##### Records for processing

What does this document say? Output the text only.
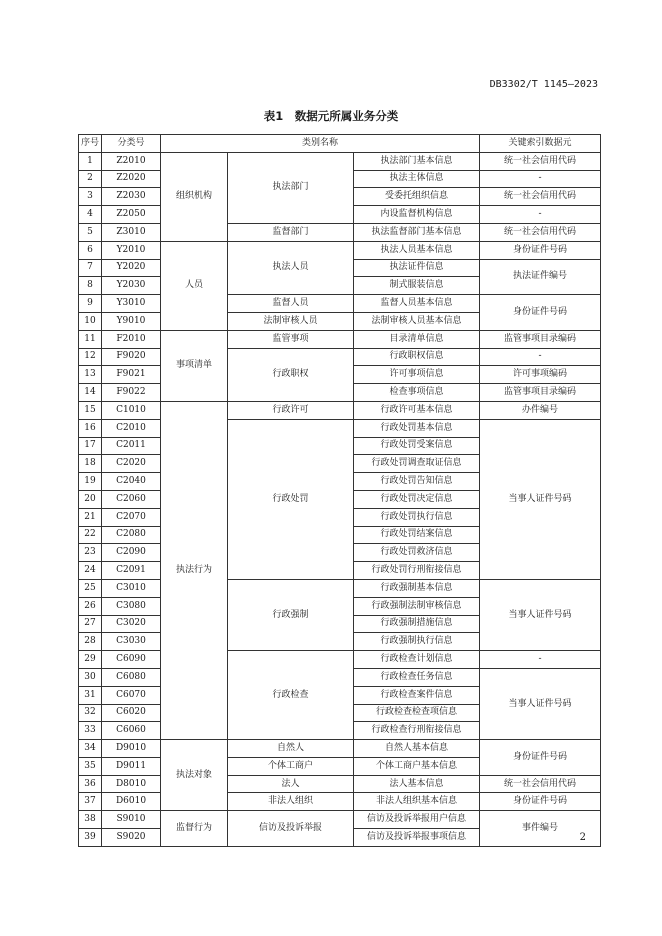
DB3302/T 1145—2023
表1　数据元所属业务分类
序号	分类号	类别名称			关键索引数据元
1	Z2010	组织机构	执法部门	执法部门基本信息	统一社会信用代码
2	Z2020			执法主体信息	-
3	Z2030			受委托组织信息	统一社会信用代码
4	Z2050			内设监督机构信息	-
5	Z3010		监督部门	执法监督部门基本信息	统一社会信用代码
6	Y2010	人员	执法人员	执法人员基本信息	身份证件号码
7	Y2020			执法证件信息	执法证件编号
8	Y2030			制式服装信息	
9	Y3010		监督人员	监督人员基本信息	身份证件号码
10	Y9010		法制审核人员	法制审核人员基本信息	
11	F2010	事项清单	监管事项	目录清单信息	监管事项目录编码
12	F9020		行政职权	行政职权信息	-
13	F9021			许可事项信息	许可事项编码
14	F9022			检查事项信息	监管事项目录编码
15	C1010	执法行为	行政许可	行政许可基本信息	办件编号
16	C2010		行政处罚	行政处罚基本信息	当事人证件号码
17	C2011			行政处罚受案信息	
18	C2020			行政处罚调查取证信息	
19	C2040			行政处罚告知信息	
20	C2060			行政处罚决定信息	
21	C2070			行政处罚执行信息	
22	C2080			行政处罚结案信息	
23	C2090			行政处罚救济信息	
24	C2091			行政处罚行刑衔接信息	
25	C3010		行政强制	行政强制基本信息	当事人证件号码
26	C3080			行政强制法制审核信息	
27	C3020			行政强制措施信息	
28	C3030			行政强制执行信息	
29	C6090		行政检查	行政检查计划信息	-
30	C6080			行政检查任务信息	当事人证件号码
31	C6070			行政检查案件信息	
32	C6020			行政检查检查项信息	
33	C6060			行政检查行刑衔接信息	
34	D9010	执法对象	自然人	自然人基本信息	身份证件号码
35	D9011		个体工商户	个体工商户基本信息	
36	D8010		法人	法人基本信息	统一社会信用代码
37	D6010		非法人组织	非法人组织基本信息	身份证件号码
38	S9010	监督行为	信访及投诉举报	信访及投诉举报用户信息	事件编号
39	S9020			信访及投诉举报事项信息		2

##########
##### Records for processing

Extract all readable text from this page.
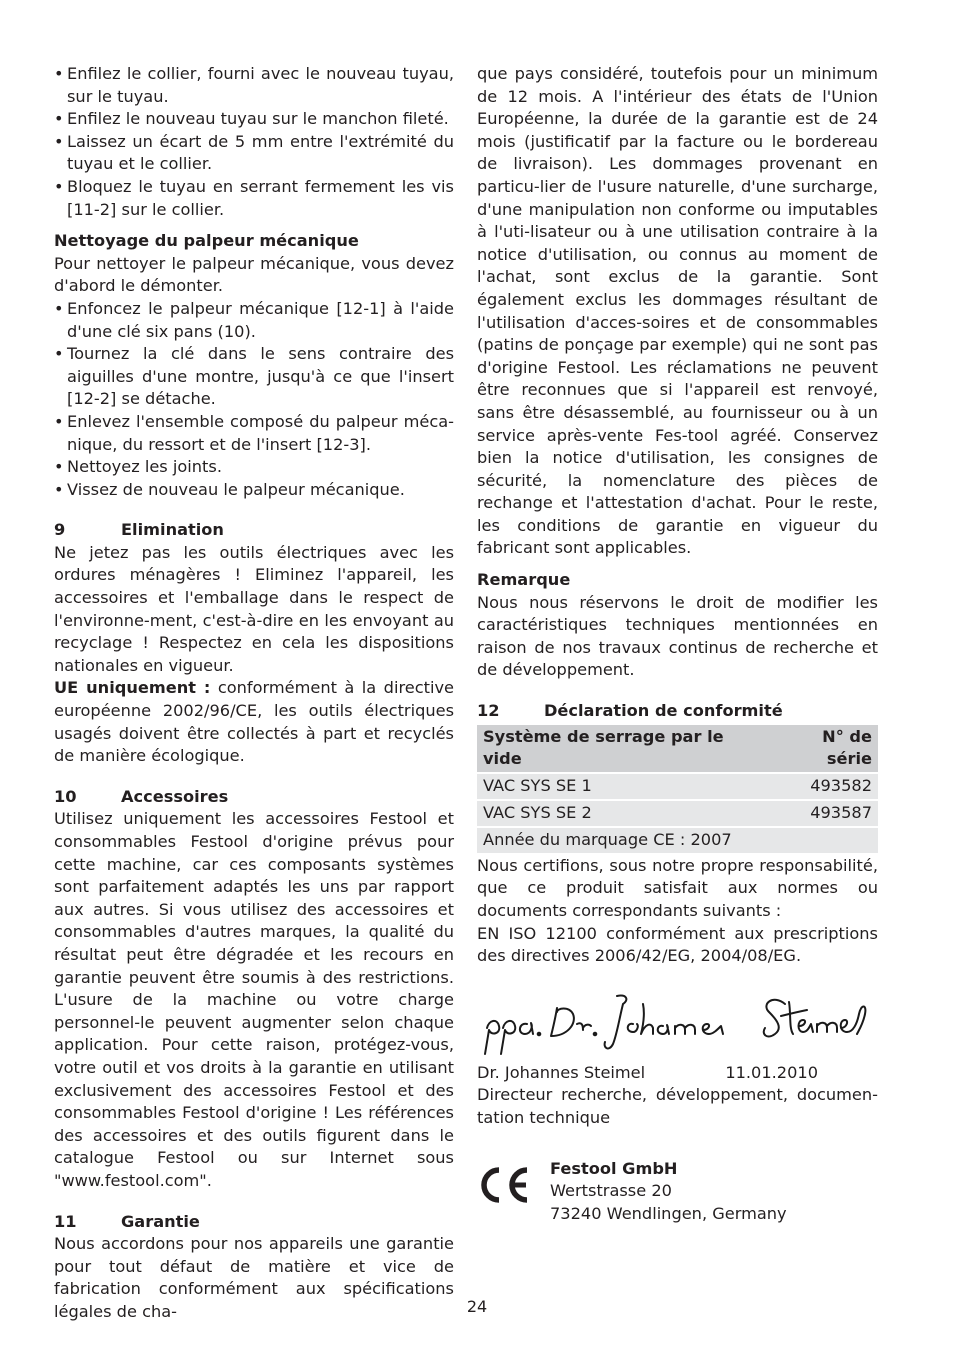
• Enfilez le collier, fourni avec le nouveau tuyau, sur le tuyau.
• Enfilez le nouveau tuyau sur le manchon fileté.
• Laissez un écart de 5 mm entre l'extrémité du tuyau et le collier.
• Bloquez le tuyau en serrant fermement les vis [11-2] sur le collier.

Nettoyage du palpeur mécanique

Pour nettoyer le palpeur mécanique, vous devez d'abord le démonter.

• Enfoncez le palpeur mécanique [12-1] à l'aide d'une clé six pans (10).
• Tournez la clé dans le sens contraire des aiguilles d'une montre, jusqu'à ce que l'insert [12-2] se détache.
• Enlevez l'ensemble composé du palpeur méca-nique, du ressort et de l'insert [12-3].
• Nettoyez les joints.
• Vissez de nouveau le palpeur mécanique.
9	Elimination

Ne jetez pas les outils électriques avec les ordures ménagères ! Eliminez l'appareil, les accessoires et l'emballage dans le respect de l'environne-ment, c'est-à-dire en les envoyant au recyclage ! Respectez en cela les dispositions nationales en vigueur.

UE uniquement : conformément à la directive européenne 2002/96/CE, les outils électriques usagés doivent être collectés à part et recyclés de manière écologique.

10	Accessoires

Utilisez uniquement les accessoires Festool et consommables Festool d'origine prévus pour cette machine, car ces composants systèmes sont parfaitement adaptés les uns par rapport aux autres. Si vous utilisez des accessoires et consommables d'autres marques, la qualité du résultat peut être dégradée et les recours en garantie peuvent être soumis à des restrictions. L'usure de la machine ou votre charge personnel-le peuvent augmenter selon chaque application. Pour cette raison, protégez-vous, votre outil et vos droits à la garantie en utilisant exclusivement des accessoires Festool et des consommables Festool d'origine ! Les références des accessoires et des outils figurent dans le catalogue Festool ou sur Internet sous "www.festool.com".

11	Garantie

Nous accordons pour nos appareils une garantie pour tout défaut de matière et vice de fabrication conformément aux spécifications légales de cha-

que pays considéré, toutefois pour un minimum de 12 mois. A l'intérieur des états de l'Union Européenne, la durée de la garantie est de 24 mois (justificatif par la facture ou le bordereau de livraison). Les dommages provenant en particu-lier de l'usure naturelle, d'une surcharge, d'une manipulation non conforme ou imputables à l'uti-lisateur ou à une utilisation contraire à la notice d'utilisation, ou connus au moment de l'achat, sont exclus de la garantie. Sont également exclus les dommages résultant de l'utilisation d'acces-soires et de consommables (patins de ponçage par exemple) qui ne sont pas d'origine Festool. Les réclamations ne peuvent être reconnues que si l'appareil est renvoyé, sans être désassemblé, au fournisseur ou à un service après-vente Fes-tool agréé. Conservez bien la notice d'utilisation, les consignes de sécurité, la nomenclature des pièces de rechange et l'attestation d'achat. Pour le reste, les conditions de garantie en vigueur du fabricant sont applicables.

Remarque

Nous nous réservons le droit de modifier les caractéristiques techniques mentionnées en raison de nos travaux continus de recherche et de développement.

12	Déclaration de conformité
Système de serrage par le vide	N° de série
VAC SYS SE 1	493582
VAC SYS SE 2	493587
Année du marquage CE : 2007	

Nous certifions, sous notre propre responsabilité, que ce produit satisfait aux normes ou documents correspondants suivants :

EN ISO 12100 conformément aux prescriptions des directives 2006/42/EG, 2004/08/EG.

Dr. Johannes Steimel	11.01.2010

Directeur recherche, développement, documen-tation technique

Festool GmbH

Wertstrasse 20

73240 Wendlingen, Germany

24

##########

[Written instruction]: Find each line holding the word "recherche" and copy it.

[Output for this task]:
Nous nous réservons le droit de modifier les caractéristiques techniques mentionnées en raison de nos travaux continus de recherche et de développement.
Directeur recherche, développement, documen-tation technique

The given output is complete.